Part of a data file
* * * * *
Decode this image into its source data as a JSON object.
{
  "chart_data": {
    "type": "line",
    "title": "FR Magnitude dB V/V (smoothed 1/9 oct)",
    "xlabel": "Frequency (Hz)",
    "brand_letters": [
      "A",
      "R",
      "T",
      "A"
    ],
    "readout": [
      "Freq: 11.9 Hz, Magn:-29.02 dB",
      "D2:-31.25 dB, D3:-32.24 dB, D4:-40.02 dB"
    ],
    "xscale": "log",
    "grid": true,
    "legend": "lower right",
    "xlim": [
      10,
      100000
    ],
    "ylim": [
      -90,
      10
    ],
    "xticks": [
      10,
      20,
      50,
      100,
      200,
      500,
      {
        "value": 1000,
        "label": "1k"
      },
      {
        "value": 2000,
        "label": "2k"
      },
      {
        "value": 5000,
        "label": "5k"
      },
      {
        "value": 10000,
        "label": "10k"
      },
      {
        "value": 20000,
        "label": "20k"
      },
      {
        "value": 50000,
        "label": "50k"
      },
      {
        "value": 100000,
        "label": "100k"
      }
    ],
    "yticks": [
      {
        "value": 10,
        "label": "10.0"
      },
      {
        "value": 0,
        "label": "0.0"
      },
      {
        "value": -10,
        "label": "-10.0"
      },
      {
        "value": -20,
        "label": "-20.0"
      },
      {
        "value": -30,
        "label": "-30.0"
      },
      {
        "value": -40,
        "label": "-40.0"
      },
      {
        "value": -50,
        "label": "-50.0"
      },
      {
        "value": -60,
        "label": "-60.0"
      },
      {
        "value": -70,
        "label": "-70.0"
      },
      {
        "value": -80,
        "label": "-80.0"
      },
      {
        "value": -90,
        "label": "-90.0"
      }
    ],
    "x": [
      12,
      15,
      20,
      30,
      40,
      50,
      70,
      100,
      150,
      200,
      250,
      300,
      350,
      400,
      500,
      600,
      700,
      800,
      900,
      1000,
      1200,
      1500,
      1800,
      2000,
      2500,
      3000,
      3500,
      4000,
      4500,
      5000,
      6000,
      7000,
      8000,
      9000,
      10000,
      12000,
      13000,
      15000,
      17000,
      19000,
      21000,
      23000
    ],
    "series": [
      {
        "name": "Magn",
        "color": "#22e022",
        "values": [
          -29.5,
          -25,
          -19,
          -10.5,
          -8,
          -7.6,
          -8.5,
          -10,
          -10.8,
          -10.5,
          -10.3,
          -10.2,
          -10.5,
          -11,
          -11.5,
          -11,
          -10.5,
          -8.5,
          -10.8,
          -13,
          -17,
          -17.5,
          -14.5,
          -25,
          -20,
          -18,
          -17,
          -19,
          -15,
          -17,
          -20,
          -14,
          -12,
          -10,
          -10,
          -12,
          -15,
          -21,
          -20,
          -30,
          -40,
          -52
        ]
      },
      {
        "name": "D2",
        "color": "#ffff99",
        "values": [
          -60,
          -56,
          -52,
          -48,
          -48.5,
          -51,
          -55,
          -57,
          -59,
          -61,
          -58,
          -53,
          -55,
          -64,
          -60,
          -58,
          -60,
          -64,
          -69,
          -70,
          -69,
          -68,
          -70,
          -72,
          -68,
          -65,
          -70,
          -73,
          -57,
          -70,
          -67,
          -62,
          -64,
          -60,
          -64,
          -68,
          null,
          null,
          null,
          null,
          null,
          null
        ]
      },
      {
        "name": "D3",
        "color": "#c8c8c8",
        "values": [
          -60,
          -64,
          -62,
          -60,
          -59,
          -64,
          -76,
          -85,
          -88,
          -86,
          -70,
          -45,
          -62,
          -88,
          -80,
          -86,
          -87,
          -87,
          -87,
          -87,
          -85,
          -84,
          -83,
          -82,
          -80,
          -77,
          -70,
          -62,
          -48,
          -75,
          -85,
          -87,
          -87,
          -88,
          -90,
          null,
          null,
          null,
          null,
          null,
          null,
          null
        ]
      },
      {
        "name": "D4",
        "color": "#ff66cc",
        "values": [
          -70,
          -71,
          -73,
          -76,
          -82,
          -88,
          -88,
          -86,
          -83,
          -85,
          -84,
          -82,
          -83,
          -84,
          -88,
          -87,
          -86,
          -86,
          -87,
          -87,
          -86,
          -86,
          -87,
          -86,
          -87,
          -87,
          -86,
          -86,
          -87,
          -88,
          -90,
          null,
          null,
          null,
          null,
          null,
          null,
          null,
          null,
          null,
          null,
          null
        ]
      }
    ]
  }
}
* * * * *
Your task => Copy every line of the records word for word.

Response to the exercise =>
Decode this image into its source data as a JSON object.
{
  "chart_data": {
    "type": "line",
    "title": "FR Magnitude dB V/V (smoothed 1/9 oct)",
    "xlabel": "Frequency (Hz)",
    "brand_letters": [
      "A",
      "R",
      "T",
      "A"
    ],
    "readout": [
      "Freq: 11.9 Hz, Magn:-29.02 dB",
      "D2:-31.25 dB, D3:-32.24 dB, D4:-40.02 dB"
    ],
    "xscale": "log",
    "grid": true,
    "legend": "lower right",
    "xlim": [
      10,
      100000
    ],
    "ylim": [
      -90,
      10
    ],
    "xticks": [
      10,
      20,
      50,
      100,
      200,
      500,
      {
        "value": 1000,
        "label": "1k"
      },
      {
        "value": 2000,
        "label": "2k"
      },
      {
        "value": 5000,
        "label": "5k"
      },
      {
        "value": 10000,
        "label": "10k"
      },
      {
        "value": 20000,
        "label": "20k"
      },
      {
        "value": 50000,
        "label": "50k"
      },
      {
        "value": 100000,
        "label": "100k"
      }
    ],
    "yticks": [
      {
        "value": 10,
        "label": "10.0"
      },
      {
        "value": 0,
        "label": "0.0"
      },
      {
        "value": -10,
        "label": "-10.0"
      },
      {
        "value": -20,
        "label": "-20.0"
      },
      {
        "value": -30,
        "label": "-30.0"
      },
      {
        "value": -40,
        "label": "-40.0"
      },
      {
        "value": -50,
        "label": "-50.0"
      },
      {
        "value": -60,
        "label": "-60.0"
      },
      {
        "value": -70,
        "label": "-70.0"
      },
      {
        "value": -80,
        "label": "-80.0"
      },
      {
        "value": -90,
        "label": "-90.0"
      }
    ],
    "x": [
      12,
      15,
      20,
      30,
      40,
      50,
      70,
      100,
      150,
      200,
      250,
      300,
      350,
      400,
      500,
      600,
      700,
      800,
      900,
      1000,
      1200,
      1500,
      1800,
      2000,
      2500,
      3000,
      3500,
      4000,
      4500,
      5000,
      6000,
      7000,
      8000,
      9000,
      10000,
      12000,
      13000,
      15000,
      17000,
      19000,
      21000,
      23000
    ],
    "series": [
      {
        "name": "Magn",
        "color": "#22e022",
        "values": [
          -29.5,
          -25,
          -19,
          -10.5,
          -8,
          -7.6,
          -8.5,
          -10,
          -10.8,
          -10.5,
          -10.3,
          -10.2,
          -10.5,
          -11,
          -11.5,
          -11,
          -10.5,
          -8.5,
          -10.8,
          -13,
          -17,
          -17.5,
          -14.5,
          -25,
          -20,
          -18,
          -17,
          -19,
          -15,
          -17,
          -20,
          -14,
          -12,
          -10,
          -10,
          -12,
          -15,
          -21,
          -20,
          -30,
          -40,
          -52
        ]
      },
      {
        "name": "D2",
        "color": "#ffff99",
        "values": [
          -60,
          -56,
          -52,
          -48,
          -48.5,
          -51,
          -55,
          -57,
          -59,
          -61,
          -58,
          -53,
          -55,
          -64,
          -60,
          -58,
          -60,
          -64,
          -69,
          -70,
          -69,
          -68,
          -70,
          -72,
          -68,
          -65,
          -70,
          -73,
          -57,
          -70,
          -67,
          -62,
          -64,
          -60,
          -64,
          -68,
          null,
          null,
          null,
          null,
          null,
          null
        ]
      },
      {
        "name": "D3",
        "color": "#c8c8c8",
        "values": [
          -60,
          -64,
          -62,
          -60,
          -59,
          -64,
          -76,
          -85,
          -88,
          -86,
          -70,
          -45,
          -62,
          -88,
          -80,
          -86,
          -87,
          -87,
          -87,
          -87,
          -85,
          -84,
          -83,
          -82,
          -80,
          -77,
          -70,
          -62,
          -48,
          -75,
          -85,
          -87,
          -87,
          -88,
          -90,
          null,
          null,
          null,
          null,
          null,
          null,
          null
        ]
      },
      {
        "name": "D4",
        "color": "#ff66cc",
        "values": [
          -70,
          -71,
          -73,
          -76,
          -82,
          -88,
          -88,
          -86,
          -83,
          -85,
          -84,
          -82,
          -83,
          -84,
          -88,
          -87,
          -86,
          -86,
          -87,
          -87,
          -86,
          -86,
          -87,
          -86,
          -87,
          -87,
          -86,
          -86,
          -87,
          -88,
          -90,
          null,
          null,
          null,
          null,
          null,
          null,
          null,
          null,
          null,
          null,
          null
        ]
      }
    ]
  }
}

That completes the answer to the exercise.